Job:
Every line below should be repeated exactly.

Data entries:
----

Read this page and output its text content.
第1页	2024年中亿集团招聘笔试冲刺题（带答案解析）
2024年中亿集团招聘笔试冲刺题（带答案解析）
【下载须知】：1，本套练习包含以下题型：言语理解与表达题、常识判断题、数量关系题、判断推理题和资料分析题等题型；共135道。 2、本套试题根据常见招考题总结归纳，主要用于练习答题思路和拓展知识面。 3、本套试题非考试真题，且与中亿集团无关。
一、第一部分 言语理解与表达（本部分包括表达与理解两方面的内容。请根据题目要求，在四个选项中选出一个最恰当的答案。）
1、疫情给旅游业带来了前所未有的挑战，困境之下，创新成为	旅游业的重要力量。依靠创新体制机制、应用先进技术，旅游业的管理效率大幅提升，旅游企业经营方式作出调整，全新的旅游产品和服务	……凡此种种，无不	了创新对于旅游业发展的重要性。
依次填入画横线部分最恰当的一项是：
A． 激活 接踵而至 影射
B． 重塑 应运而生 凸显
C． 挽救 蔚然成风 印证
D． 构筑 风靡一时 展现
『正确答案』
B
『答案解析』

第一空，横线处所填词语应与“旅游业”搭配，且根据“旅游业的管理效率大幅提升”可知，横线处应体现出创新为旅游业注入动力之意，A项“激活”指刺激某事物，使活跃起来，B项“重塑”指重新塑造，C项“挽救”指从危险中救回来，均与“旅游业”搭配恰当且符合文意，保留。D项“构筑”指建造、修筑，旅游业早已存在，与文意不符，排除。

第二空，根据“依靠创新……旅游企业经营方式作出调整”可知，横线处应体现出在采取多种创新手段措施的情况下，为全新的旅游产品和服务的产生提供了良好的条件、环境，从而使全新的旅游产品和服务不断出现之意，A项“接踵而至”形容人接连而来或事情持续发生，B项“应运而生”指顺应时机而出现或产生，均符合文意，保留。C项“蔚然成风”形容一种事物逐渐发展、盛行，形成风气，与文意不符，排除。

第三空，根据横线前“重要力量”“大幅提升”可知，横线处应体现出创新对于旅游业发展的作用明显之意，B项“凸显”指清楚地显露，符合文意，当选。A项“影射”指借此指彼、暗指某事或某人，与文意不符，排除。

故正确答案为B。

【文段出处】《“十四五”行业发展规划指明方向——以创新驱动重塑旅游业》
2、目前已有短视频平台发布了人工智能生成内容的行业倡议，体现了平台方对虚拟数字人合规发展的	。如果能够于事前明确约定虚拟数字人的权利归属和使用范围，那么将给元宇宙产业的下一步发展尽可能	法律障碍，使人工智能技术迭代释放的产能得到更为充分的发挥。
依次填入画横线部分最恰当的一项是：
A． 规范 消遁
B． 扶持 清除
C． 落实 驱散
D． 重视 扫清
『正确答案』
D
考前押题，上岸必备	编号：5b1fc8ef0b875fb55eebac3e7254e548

----

The answer:
Read this page and output its text content.
第1页	2024年中亿集团招聘笔试冲刺题（带答案解析）
2024年中亿集团招聘笔试冲刺题（带答案解析）
【下载须知】：1，本套练习包含以下题型：言语理解与表达题、常识判断题、数量关系题、判断推理题和资料分析题等题型；共135道。 2、本套试题根据常见招考题总结归纳，主要用于练习答题思路和拓展知识面。 3、本套试题非考试真题，且与中亿集团无关。
一、第一部分 言语理解与表达（本部分包括表达与理解两方面的内容。请根据题目要求，在四个选项中选出一个最恰当的答案。）
1、疫情给旅游业带来了前所未有的挑战，困境之下，创新成为	旅游业的重要力量。依靠创新体制机制、应用先进技术，旅游业的管理效率大幅提升，旅游企业经营方式作出调整，全新的旅游产品和服务	……凡此种种，无不	了创新对于旅游业发展的重要性。
依次填入画横线部分最恰当的一项是：
A． 激活 接踵而至 影射
B． 重塑 应运而生 凸显
C． 挽救 蔚然成风 印证
D． 构筑 风靡一时 展现
『正确答案』
B
『答案解析』

第一空，横线处所填词语应与“旅游业”搭配，且根据“旅游业的管理效率大幅提升”可知，横线处应体现出创新为旅游业注入动力之意，A项“激活”指刺激某事物，使活跃起来，B项“重塑”指重新塑造，C项“挽救”指从危险中救回来，均与“旅游业”搭配恰当且符合文意，保留。D项“构筑”指建造、修筑，旅游业早已存在，与文意不符，排除。

第二空，根据“依靠创新……旅游企业经营方式作出调整”可知，横线处应体现出在采取多种创新手段措施的情况下，为全新的旅游产品和服务的产生提供了良好的条件、环境，从而使全新的旅游产品和服务不断出现之意，A项“接踵而至”形容人接连而来或事情持续发生，B项“应运而生”指顺应时机而出现或产生，均符合文意，保留。C项“蔚然成风”形容一种事物逐渐发展、盛行，形成风气，与文意不符，排除。

第三空，根据横线前“重要力量”“大幅提升”可知，横线处应体现出创新对于旅游业发展的作用明显之意，B项“凸显”指清楚地显露，符合文意，当选。A项“影射”指借此指彼、暗指某事或某人，与文意不符，排除。

故正确答案为B。

【文段出处】《“十四五”行业发展规划指明方向——以创新驱动重塑旅游业》
2、目前已有短视频平台发布了人工智能生成内容的行业倡议，体现了平台方对虚拟数字人合规发展的	。如果能够于事前明确约定虚拟数字人的权利归属和使用范围，那么将给元宇宙产业的下一步发展尽可能	法律障碍，使人工智能技术迭代释放的产能得到更为充分的发挥。
依次填入画横线部分最恰当的一项是：
A． 规范 消遁
B． 扶持 清除
C． 落实 驱散
D． 重视 扫清
『正确答案』
D
考前押题，上岸必备	编号：5b1fc8ef0b875fb55eebac3e7254e548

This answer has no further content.